— start Source excerpt —

The Inside Story of the Peace Conference
Chapter 28
It was with these antecedents and aims that Japan appeared before the Conference in Paris and asked, not for something which she lacked before, but merely for the confirmation of what she already possessed by treaty. It must be admitted that she had damaged her cause by the manner in which that treaty had been obtained. To say that she had intimidated the Chinese, instead of coaxing them or bargaining with them, would be a truism. The fall of Tsingtao gave her a favorable opportunity, and she used and misused it unjustifiably. The demands in themselves were open to discussion and, if one weighs all the circumstances, would not deserve a classification different from some of those--the protection of minorities or the transit proviso, for example--imposed by the greater on the lesser nations at the Conference. But the mode in which they were pressed irritated the susceptible Chinese and belied the professions made by the Mikado's Ministers. The secrecy, too, with which the Tokio Cabinet endeavored to surround them warranted the worst construction. Yuan Shi Kai[246] regarded the procedure as a deadly insult to himself and his country. And the circumstance that the Japanese government failed either to foresee or to avoid this amazing psychological blunder lent color to the objections of those who questioned Japan's qualifications for the mission she had set herself. The wound inflicted on China by that exhibition of insolence will not soon heal. How it reacted may be inferred from the strenuous and well-calculated opposition of the Chinese delegation at the Conference.
Nor was that all. In the summer of 1916 a free fight occurred between Chinese and Japanese soldiers in Cheng-cha-tun, the rights and wrongs of which were, as is usual in such cases, obscure. But the Okuma Cabinet, assuming that the Chinese were to blame, pounced upon the incident and made it the base of fresh demands to China,[247] two of which were manifestly excessive. That China would be better off than she is or is otherwise likely to become under Japanese guidance is in the highest degree probable. But in order that that guidance should be effective it must be accepted, and this can only be the consequence of such a policy of cordiality, patience, and magnanimity as was outlined by my friend, the late Viscount Motono.[248]
At the Conference the policy of the Japanese delegates was clear-cut and coherent. It may be summarized as follows: the Japanese delegation decided to give its entire support to the Allies in all matters concerning the future relations of Germany and Russia, western Europe, the Balkans, the African colonies, as well as financial indemnities and reparations. The fate of the Samoan Archipelago must be determined in accord with Britain and the United States. New Guinea should be allotted to Australia. As the Marshall, Caroline, and Ladrone Islands, although of no intrinsic value, would constitute a danger in Germany's hands, they should be taken over by Japan. Tsingtao and the port of Kiaochow should belong to Japan, as well as the Tainan railway. Japan would co-operate with the Allies in maintaining order in Siberia, but no Power should arrogate to itself a preponderant voice in the matter of obtaining concessions or other interests there. Lastly, the principle of the open door was to be upheld in China, Japan being admittedly the Power which is the most interested in the establishment and maintenance of peace in the Far East.

— end Source excerpt —

_Objective A_:
In the Peace Conference excerpt, to which country should New Guinea be allotted?
The Peace Conference excerpt has no connection to the records.

— start Data to process —

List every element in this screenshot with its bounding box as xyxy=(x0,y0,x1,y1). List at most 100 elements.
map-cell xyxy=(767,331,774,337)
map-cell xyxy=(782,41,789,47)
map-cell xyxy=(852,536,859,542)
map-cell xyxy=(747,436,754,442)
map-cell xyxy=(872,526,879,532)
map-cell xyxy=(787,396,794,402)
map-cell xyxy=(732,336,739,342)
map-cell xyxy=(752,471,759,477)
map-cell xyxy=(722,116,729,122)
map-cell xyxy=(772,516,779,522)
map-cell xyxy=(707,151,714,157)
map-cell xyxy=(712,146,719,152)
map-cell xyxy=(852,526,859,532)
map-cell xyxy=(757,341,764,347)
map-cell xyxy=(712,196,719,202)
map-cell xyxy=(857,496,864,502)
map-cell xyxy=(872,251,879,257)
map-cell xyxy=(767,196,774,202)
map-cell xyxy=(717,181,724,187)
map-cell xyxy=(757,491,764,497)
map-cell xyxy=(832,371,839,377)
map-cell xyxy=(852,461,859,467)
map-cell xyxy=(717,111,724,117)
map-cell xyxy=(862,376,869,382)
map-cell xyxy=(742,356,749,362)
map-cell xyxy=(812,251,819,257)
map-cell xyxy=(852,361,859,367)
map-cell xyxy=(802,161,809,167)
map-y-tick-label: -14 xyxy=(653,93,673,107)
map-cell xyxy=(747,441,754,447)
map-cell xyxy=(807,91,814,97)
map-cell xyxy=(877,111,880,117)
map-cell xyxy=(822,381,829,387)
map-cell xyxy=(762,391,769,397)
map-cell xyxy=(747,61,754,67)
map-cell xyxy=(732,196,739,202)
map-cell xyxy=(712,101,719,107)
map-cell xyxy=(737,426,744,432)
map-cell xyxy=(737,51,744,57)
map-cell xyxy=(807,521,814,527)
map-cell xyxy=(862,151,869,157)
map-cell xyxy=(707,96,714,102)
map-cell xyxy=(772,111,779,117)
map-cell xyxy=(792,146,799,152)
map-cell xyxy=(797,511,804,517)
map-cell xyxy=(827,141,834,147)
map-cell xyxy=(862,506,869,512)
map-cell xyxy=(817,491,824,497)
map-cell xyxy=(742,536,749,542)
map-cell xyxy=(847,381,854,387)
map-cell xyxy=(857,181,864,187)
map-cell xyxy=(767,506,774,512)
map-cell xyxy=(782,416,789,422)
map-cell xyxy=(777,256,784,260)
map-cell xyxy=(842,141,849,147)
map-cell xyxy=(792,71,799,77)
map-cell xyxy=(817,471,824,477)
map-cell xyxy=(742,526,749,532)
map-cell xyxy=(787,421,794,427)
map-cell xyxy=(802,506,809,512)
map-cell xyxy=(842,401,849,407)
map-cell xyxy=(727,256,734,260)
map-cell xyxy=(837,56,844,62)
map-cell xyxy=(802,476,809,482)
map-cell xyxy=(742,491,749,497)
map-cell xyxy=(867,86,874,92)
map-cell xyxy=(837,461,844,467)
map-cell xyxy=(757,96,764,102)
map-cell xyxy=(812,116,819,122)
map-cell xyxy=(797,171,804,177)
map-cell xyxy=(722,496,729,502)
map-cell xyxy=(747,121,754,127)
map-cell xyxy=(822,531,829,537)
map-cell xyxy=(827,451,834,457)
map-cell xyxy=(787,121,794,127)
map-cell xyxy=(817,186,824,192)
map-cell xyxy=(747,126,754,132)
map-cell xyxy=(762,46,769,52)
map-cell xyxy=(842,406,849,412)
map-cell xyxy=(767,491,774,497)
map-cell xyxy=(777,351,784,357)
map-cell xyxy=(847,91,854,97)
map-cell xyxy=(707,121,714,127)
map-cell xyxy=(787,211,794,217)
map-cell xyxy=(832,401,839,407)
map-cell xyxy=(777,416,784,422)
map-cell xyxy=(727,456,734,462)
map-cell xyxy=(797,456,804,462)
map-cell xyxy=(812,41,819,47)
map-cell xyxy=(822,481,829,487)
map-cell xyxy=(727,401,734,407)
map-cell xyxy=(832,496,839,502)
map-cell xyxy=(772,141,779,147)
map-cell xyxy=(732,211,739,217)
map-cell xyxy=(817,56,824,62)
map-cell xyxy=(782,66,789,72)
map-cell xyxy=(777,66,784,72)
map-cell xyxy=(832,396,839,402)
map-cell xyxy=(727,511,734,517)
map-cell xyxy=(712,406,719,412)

— end Data to process —

_Objective B_:
Recast the records as a numbered list, from their first line down to and including the line containing "map-cell xyxy=(752,471,759,477)", and leave out any blank lines.

_Correct output A_:
Australia

_Correct output B_:
1. List every element in this screenshot with its bounding box as xyxy=(x0,y0,x1,y1). List at most 100 elements.
2. map-cell xyxy=(767,331,774,337)
3. map-cell xyxy=(782,41,789,47)
4. map-cell xyxy=(852,536,859,542)
5. map-cell xyxy=(747,436,754,442)
6. map-cell xyxy=(872,526,879,532)
7. map-cell xyxy=(787,396,794,402)
8. map-cell xyxy=(732,336,739,342)
9. map-cell xyxy=(752,471,759,477)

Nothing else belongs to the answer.